(Exercise goal):
Copy the material below line for line without changing anything, and leave out the pictures.

(Data for this task):
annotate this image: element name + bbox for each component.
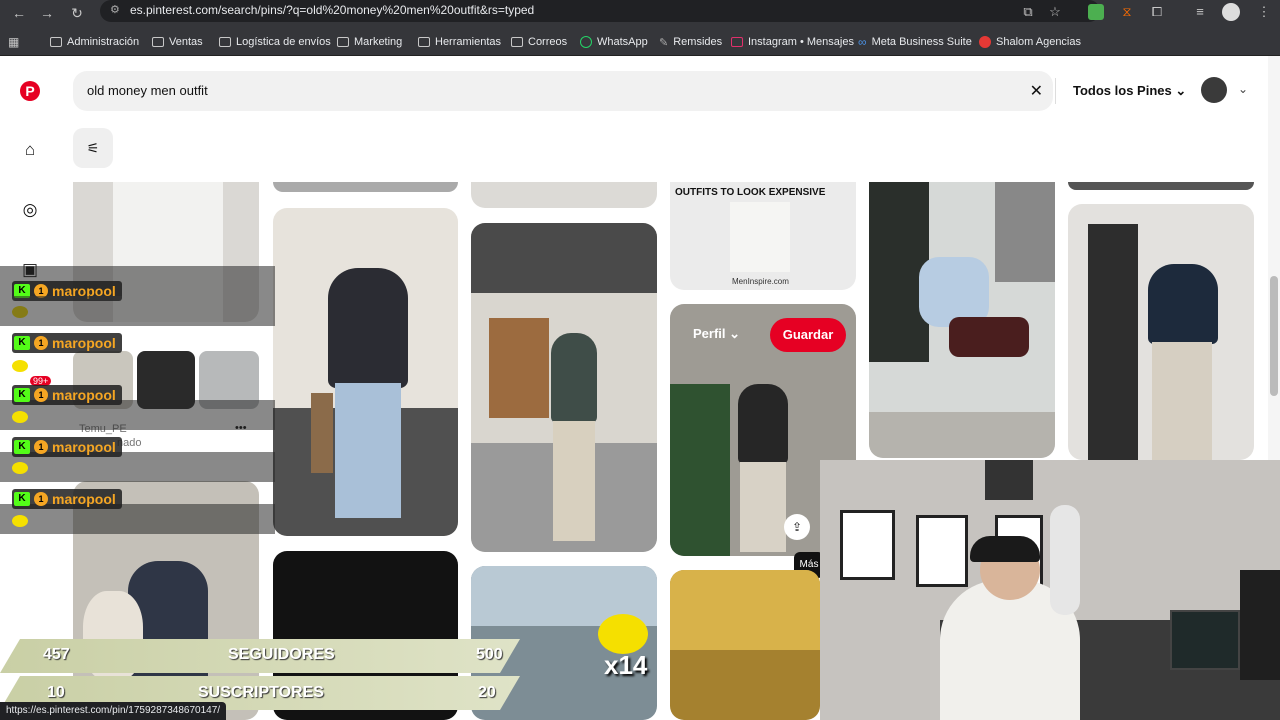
chevron-down-icon[interactable]: ⌄ [1238, 82, 1248, 96]
webcam-overlay [820, 460, 1280, 720]
menu-icon[interactable]: ⋮ [1254, 2, 1274, 22]
browser-toolbar: ← → ↻ ⚙ es.pinterest.com/search/pins/?q=… [0, 0, 1280, 28]
avatar[interactable] [1201, 77, 1227, 103]
site-info-icon[interactable]: ⚙ [110, 3, 120, 16]
pin-card[interactable] [471, 223, 657, 552]
subscribers-current: 10 [47, 684, 65, 701]
pin-headline: OUTFITS TO LOOK EXPENSIVE [675, 187, 826, 198]
sub-badge-icon: 1 [34, 336, 48, 350]
sub-badge-icon: 1 [34, 492, 48, 506]
reading-list-icon[interactable]: ≡ [1190, 2, 1210, 22]
emote-icon [12, 462, 28, 474]
pin-card[interactable] [869, 182, 1055, 458]
folder-icon [152, 37, 164, 47]
search-bar[interactable]: old money men outfit ✕ [73, 71, 1053, 111]
monitor [1170, 610, 1240, 670]
meta-icon: ∞ [858, 35, 867, 49]
search-input[interactable]: old money men outfit [87, 83, 208, 98]
folder-icon [50, 37, 62, 47]
link-status-bar: https://es.pinterest.com/pin/17592873486… [0, 702, 227, 720]
bee-emote-icon [598, 614, 648, 654]
kick-icon: K [14, 440, 30, 454]
bookmark-shalom[interactable]: Shalom Agencias [979, 33, 1081, 51]
scrollbar-thumb[interactable] [1270, 276, 1278, 396]
home-icon[interactable]: ⌂ [20, 140, 40, 160]
folder-icon [418, 37, 430, 47]
wall-poster [840, 510, 895, 580]
pin-card[interactable] [1068, 182, 1254, 190]
emote-icon [12, 411, 28, 423]
chevron-down-icon: ⌄ [1175, 83, 1187, 98]
emote-icon [12, 360, 28, 372]
remsides-icon: ✎ [659, 36, 669, 49]
save-button[interactable]: Guardar [770, 318, 846, 352]
folder-icon [219, 37, 231, 47]
chat-message: K1 maropool [12, 437, 122, 457]
apps-grid-icon[interactable]: ▦ [8, 33, 19, 51]
address-bar[interactable]: ⚙ es.pinterest.com/search/pins/?q=old%20… [100, 0, 1100, 22]
bookmark-instagram[interactable]: Instagram • Mensajes [731, 33, 854, 51]
followers-current: 457 [43, 646, 70, 663]
bookmark-folder[interactable]: Herramientas [418, 33, 501, 51]
extension-icon[interactable]: ⧖ [1117, 2, 1137, 22]
pin-card[interactable] [670, 570, 820, 720]
bookmark-folder[interactable]: Marketing [337, 33, 402, 51]
whatsapp-icon [580, 36, 592, 48]
bookmark-folder[interactable]: Logística de envíos [219, 33, 331, 51]
chat-message: K1 maropool [12, 489, 122, 509]
reload-icon[interactable]: ↻ [66, 2, 88, 24]
wall-poster [916, 515, 968, 587]
back-icon[interactable]: ← [8, 2, 30, 24]
chat-row [0, 296, 275, 326]
extension-icon[interactable] [1088, 4, 1104, 20]
bookmark-folder[interactable]: Ventas [152, 33, 203, 51]
folder-icon [511, 37, 523, 47]
bookmark-folder[interactable]: Correos [511, 33, 567, 51]
url-text: es.pinterest.com/search/pins/?q=old%20mo… [130, 3, 535, 17]
pin-filter-dropdown[interactable]: Todos los Pines ⌄ [1073, 83, 1186, 99]
followers-goal: 500 [476, 646, 503, 663]
sliders-icon: ⚟ [86, 140, 100, 156]
emote-icon [12, 515, 28, 527]
chat-message: K1 maropool [12, 333, 122, 353]
extensions-puzzle-icon[interactable]: ⧠ [1147, 2, 1167, 22]
kick-icon: K [14, 336, 30, 350]
search-divider [1055, 78, 1056, 104]
folder-icon [337, 37, 349, 47]
sub-badge-icon: 1 [34, 388, 48, 402]
pin-card[interactable] [273, 208, 458, 536]
kick-icon: K [14, 388, 30, 402]
followers-label: SEGUIDORES [228, 646, 335, 663]
instagram-icon [731, 37, 743, 47]
pin-card[interactable] [1068, 204, 1254, 460]
kick-icon: K [14, 492, 30, 506]
subscribers-label: SUSCRIPTORES [198, 684, 324, 701]
bookmark-remsides[interactable]: ✎ Remsides [659, 33, 722, 51]
skateboard [1050, 505, 1080, 615]
bookmark-whatsapp[interactable]: WhatsApp [580, 33, 648, 51]
combo-counter: x14 [604, 650, 648, 680]
profile-avatar[interactable] [1222, 3, 1240, 21]
explore-icon[interactable]: ◎ [20, 200, 40, 220]
shalom-icon [979, 36, 991, 48]
forward-icon[interactable]: → [36, 2, 58, 24]
star-icon[interactable]: ☆ [1045, 2, 1065, 22]
share-icon[interactable]: ⇪ [784, 514, 810, 540]
chevron-down-icon: ⌄ [729, 326, 741, 341]
pin-card[interactable] [471, 182, 657, 208]
pin-card[interactable] [273, 182, 458, 192]
chat-message: K1 maropool [12, 385, 122, 405]
filters-button[interactable]: ⚟ [73, 128, 113, 168]
pinterest-logo[interactable]: P [20, 81, 40, 101]
clear-search-icon[interactable]: ✕ [1030, 81, 1043, 101]
bookmark-folder[interactable]: Administración [50, 33, 139, 51]
profile-dropdown[interactable]: Perfil ⌄ [693, 326, 740, 342]
cast-icon[interactable]: ⧉ [1018, 2, 1038, 22]
bookmarks-bar: ▦ Administración Ventas Logística de env… [0, 28, 1280, 56]
bookmark-meta[interactable]: ∞ Meta Business Suite [858, 33, 972, 51]
sub-badge-icon: 1 [34, 440, 48, 454]
subscribers-goal: 20 [478, 684, 496, 701]
pin-card[interactable]: OUTFITS TO LOOK EXPENSIVE MenInspire.com [670, 182, 856, 290]
pin-watermark: MenInspire.com [732, 277, 789, 286]
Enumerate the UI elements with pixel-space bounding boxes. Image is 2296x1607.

(Correct output):
annotate this image: element name + bbox for each component.
chevron-down-icon[interactable]: ⌄ [1238, 82, 1248, 96]
webcam-overlay [820, 460, 1280, 720]
menu-icon[interactable]: ⋮ [1254, 2, 1274, 22]
browser-toolbar: ← → ↻ ⚙ es.pinterest.com/search/pins/?q=… [0, 0, 1280, 28]
avatar[interactable] [1201, 77, 1227, 103]
site-info-icon[interactable]: ⚙ [110, 3, 120, 16]
pin-card[interactable] [471, 223, 657, 552]
subscribers-current: 10 [47, 684, 65, 701]
pin-headline: OUTFITS TO LOOK EXPENSIVE [675, 187, 826, 198]
sub-badge-icon: 1 [34, 336, 48, 350]
sub-badge-icon: 1 [34, 492, 48, 506]
reading-list-icon[interactable]: ≡ [1190, 2, 1210, 22]
emote-icon [12, 462, 28, 474]
pin-card[interactable] [869, 182, 1055, 458]
folder-icon [152, 37, 164, 47]
search-bar[interactable]: old money men outfit ✕ [73, 71, 1053, 111]
monitor [1170, 610, 1240, 670]
meta-icon: ∞ [858, 35, 867, 49]
search-input[interactable]: old money men outfit [87, 83, 208, 98]
folder-icon [50, 37, 62, 47]
link-status-bar: https://es.pinterest.com/pin/17592873486… [0, 702, 227, 720]
bee-emote-icon [598, 614, 648, 654]
kick-icon: K [14, 440, 30, 454]
bookmark-shalom[interactable]: Shalom Agencias [979, 33, 1081, 51]
scrollbar-thumb[interactable] [1270, 276, 1278, 396]
home-icon[interactable]: ⌂ [20, 140, 40, 160]
folder-icon [418, 37, 430, 47]
wall-poster [840, 510, 895, 580]
pin-card[interactable] [1068, 182, 1254, 190]
emote-icon [12, 411, 28, 423]
chevron-down-icon: ⌄ [1175, 83, 1187, 98]
emote-icon [12, 360, 28, 372]
remsides-icon: ✎ [659, 36, 669, 49]
save-button[interactable]: Guardar [770, 318, 846, 352]
folder-icon [219, 37, 231, 47]
chat-message: K1 maropool [12, 437, 122, 457]
apps-grid-icon[interactable]: ▦ [8, 33, 19, 51]
address-bar[interactable]: ⚙ es.pinterest.com/search/pins/?q=old%20… [100, 0, 1100, 22]
bookmark-instagram[interactable]: Instagram • Mensajes [731, 33, 854, 51]
followers-current: 457 [43, 646, 70, 663]
bookmark-folder[interactable]: Herramientas [418, 33, 501, 51]
extension-icon[interactable]: ⧖ [1117, 2, 1137, 22]
pin-card[interactable] [670, 570, 820, 720]
bookmark-folder[interactable]: Marketing [337, 33, 402, 51]
whatsapp-icon [580, 36, 592, 48]
bookmark-folder[interactable]: Logística de envíos [219, 33, 331, 51]
chat-message: K1 maropool [12, 489, 122, 509]
reload-icon[interactable]: ↻ [66, 2, 88, 24]
wall-poster [916, 515, 968, 587]
back-icon[interactable]: ← [8, 2, 30, 24]
chat-row [0, 296, 275, 326]
extension-icon[interactable] [1088, 4, 1104, 20]
bookmark-folder[interactable]: Ventas [152, 33, 203, 51]
folder-icon [511, 37, 523, 47]
bookmark-folder[interactable]: Correos [511, 33, 567, 51]
url-text: es.pinterest.com/search/pins/?q=old%20mo… [130, 3, 535, 17]
pin-filter-dropdown[interactable]: Todos los Pines ⌄ [1073, 83, 1186, 99]
followers-goal: 500 [476, 646, 503, 663]
sliders-icon: ⚟ [86, 140, 100, 156]
emote-icon [12, 515, 28, 527]
chat-message: K1 maropool [12, 333, 122, 353]
extensions-puzzle-icon[interactable]: ⧠ [1147, 2, 1167, 22]
kick-icon: K [14, 336, 30, 350]
search-divider [1055, 78, 1056, 104]
folder-icon [337, 37, 349, 47]
sub-badge-icon: 1 [34, 388, 48, 402]
pin-card[interactable] [273, 208, 458, 536]
kick-icon: K [14, 388, 30, 402]
followers-label: SEGUIDORES [228, 646, 335, 663]
instagram-icon [731, 37, 743, 47]
pin-card[interactable] [1068, 204, 1254, 460]
kick-icon: K [14, 492, 30, 506]
subscribers-label: SUSCRIPTORES [198, 684, 324, 701]
bookmark-remsides[interactable]: ✎ Remsides [659, 33, 722, 51]
skateboard [1050, 505, 1080, 615]
bookmark-whatsapp[interactable]: WhatsApp [580, 33, 648, 51]
combo-counter: x14 [604, 650, 648, 680]
profile-avatar[interactable] [1222, 3, 1240, 21]
explore-icon[interactable]: ◎ [20, 200, 40, 220]
shalom-icon [979, 36, 991, 48]
forward-icon[interactable]: → [36, 2, 58, 24]
star-icon[interactable]: ☆ [1045, 2, 1065, 22]
share-icon[interactable]: ⇪ [784, 514, 810, 540]
chevron-down-icon: ⌄ [729, 326, 741, 341]
pin-card[interactable] [471, 182, 657, 208]
pin-card[interactable] [273, 182, 458, 192]
chat-message: K1 maropool [12, 385, 122, 405]
filters-button[interactable]: ⚟ [73, 128, 113, 168]
pinterest-logo[interactable]: P [20, 81, 40, 101]
clear-search-icon[interactable]: ✕ [1030, 81, 1043, 101]
bookmark-folder[interactable]: Administración [50, 33, 139, 51]
profile-dropdown[interactable]: Perfil ⌄ [693, 326, 740, 342]
cast-icon[interactable]: ⧉ [1018, 2, 1038, 22]
bookmarks-bar: ▦ Administración Ventas Logística de env… [0, 28, 1280, 56]
bookmark-meta[interactable]: ∞ Meta Business Suite [858, 33, 972, 51]
sub-badge-icon: 1 [34, 440, 48, 454]
subscribers-goal: 20 [478, 684, 496, 701]
pin-card[interactable]: OUTFITS TO LOOK EXPENSIVE MenInspire.com [670, 182, 856, 290]
pin-watermark: MenInspire.com [732, 277, 789, 286]
Enumerate the UI elements with pixel-space bounding boxes. Image is 2296x1607.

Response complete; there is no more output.